▶ _Problem statement_
From the entries below, copy every line where the string "name" appears.
○ ○ ○ ○ ○
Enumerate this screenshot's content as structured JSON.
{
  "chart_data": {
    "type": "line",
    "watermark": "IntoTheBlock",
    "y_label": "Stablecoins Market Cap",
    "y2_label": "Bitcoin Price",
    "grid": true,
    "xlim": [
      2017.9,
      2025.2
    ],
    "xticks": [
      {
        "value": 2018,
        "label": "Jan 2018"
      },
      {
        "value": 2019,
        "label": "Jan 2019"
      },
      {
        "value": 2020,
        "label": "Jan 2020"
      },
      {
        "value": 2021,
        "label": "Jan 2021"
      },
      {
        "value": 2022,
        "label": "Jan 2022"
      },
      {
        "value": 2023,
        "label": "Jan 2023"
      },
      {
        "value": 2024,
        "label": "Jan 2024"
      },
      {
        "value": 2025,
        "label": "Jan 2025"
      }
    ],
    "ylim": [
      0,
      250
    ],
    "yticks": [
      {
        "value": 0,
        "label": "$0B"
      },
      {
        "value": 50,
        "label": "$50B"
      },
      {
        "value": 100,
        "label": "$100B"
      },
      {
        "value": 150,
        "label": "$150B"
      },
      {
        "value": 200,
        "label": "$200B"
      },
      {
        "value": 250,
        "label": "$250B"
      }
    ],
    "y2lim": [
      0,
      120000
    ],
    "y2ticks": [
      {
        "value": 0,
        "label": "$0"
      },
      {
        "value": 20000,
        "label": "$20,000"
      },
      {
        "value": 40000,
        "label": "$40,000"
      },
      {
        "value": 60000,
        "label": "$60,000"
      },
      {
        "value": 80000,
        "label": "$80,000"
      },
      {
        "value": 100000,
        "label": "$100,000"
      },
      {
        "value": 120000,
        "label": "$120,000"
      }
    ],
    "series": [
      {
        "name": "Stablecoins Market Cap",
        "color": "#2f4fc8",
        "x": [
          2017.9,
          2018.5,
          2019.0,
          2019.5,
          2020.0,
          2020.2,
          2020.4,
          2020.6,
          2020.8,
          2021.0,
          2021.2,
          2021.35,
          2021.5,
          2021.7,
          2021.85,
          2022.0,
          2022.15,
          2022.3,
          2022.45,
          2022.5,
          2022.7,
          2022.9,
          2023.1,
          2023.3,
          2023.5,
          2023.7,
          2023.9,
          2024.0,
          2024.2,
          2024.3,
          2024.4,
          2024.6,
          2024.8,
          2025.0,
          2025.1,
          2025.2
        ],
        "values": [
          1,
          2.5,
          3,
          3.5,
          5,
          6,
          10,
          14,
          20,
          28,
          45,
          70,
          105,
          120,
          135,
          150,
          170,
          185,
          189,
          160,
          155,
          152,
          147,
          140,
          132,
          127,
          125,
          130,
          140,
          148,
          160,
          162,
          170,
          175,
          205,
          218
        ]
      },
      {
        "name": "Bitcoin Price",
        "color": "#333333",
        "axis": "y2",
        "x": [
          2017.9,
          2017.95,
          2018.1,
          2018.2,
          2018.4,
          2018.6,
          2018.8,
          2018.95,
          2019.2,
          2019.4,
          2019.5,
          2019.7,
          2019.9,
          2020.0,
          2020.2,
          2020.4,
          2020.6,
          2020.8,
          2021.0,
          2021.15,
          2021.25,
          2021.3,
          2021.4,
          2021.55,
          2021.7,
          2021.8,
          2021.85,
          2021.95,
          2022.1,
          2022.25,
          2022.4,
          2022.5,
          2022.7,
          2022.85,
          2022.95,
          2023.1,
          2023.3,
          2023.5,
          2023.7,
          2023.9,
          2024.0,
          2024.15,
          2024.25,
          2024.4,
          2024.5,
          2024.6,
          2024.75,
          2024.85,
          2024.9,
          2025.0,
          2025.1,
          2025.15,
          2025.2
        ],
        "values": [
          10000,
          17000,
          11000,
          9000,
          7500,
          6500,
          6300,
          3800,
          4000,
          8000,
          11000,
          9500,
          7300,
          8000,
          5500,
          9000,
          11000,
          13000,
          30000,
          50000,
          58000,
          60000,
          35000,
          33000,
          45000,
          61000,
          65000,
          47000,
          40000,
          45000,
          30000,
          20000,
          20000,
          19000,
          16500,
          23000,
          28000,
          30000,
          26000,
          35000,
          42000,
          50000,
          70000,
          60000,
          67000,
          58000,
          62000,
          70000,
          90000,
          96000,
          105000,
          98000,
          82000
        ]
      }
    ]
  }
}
○ ○ ○ ○ ○
▶ _Final result_
        "name": "Stablecoins Market Cap",
        "name": "Bitcoin Price",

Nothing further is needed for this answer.